* [What you need to do]: Would it be possible to write out each entry below exactly, without the pictures?

## Begin Stored rows

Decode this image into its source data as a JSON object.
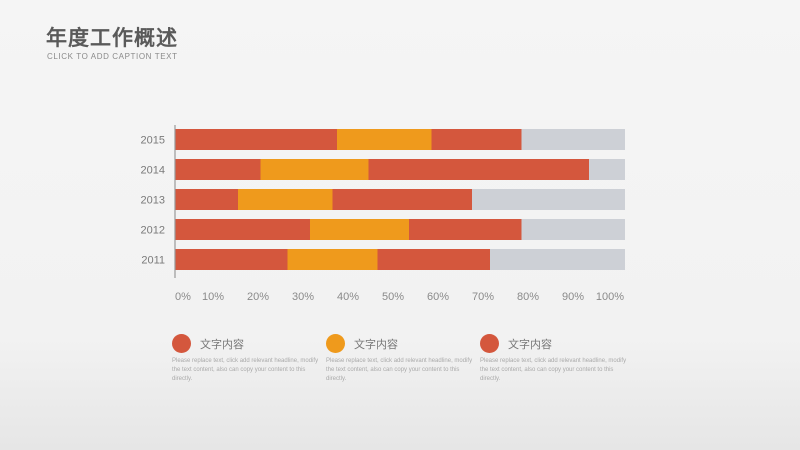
{
  "title": "年度工作概述",
  "subtitle": "CLICK TO ADD CAPTION TEXT",
  "colors": {
    "red": "#d4573d",
    "orange": "#ef9a1c",
    "gray": "#cdd0d6",
    "axis": "#999999"
  },
  "legend": [
    {
      "label": "文字内容",
      "color": "#d4573d",
      "desc": "Please replace text, click add relevant headline, modify the text content, also can copy your content to this directly."
    },
    {
      "label": "文字内容",
      "color": "#ef9a1c",
      "desc": "Please replace text, click add relevant headline, modify the text content, also can copy your content to this directly."
    },
    {
      "label": "文字内容",
      "color": "#d4573d",
      "desc": "Please replace text, click add relevant headline, modify the text content, also can copy your content to this directly."
    }
  ],
  "chart_data": {
    "type": "bar",
    "orientation": "horizontal",
    "stacked": true,
    "categories": [
      "2015",
      "2014",
      "2013",
      "2012",
      "2011"
    ],
    "series": [
      {
        "color": "#d4573d",
        "values": [
          36,
          19,
          14,
          30,
          25
        ]
      },
      {
        "color": "#ef9a1c",
        "values": [
          21,
          24,
          21,
          22,
          20
        ]
      },
      {
        "color": "#d4573d",
        "values": [
          20,
          49,
          31,
          25,
          25
        ]
      },
      {
        "color": "#cdd0d6",
        "values": [
          23,
          8,
          34,
          23,
          30
        ]
      }
    ],
    "xticks": [
      "0%",
      "10%",
      "20%",
      "30%",
      "40%",
      "50%",
      "60%",
      "70%",
      "80%",
      "90%",
      "100%"
    ],
    "xlim": [
      0,
      100
    ],
    "grid": false,
    "legend_position": "bottom"
  }
}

## End Stored rows

* [The solution]:
Decode this image into its source data as a JSON object.
{
  "title": "年度工作概述",
  "subtitle": "CLICK TO ADD CAPTION TEXT",
  "colors": {
    "red": "#d4573d",
    "orange": "#ef9a1c",
    "gray": "#cdd0d6",
    "axis": "#999999"
  },
  "legend": [
    {
      "label": "文字内容",
      "color": "#d4573d",
      "desc": "Please replace text, click add relevant headline, modify the text content, also can copy your content to this directly."
    },
    {
      "label": "文字内容",
      "color": "#ef9a1c",
      "desc": "Please replace text, click add relevant headline, modify the text content, also can copy your content to this directly."
    },
    {
      "label": "文字内容",
      "color": "#d4573d",
      "desc": "Please replace text, click add relevant headline, modify the text content, also can copy your content to this directly."
    }
  ],
  "chart_data": {
    "type": "bar",
    "orientation": "horizontal",
    "stacked": true,
    "categories": [
      "2015",
      "2014",
      "2013",
      "2012",
      "2011"
    ],
    "series": [
      {
        "color": "#d4573d",
        "values": [
          36,
          19,
          14,
          30,
          25
        ]
      },
      {
        "color": "#ef9a1c",
        "values": [
          21,
          24,
          21,
          22,
          20
        ]
      },
      {
        "color": "#d4573d",
        "values": [
          20,
          49,
          31,
          25,
          25
        ]
      },
      {
        "color": "#cdd0d6",
        "values": [
          23,
          8,
          34,
          23,
          30
        ]
      }
    ],
    "xticks": [
      "0%",
      "10%",
      "20%",
      "30%",
      "40%",
      "50%",
      "60%",
      "70%",
      "80%",
      "90%",
      "100%"
    ],
    "xlim": [
      0,
      100
    ],
    "grid": false,
    "legend_position": "bottom"
  }
}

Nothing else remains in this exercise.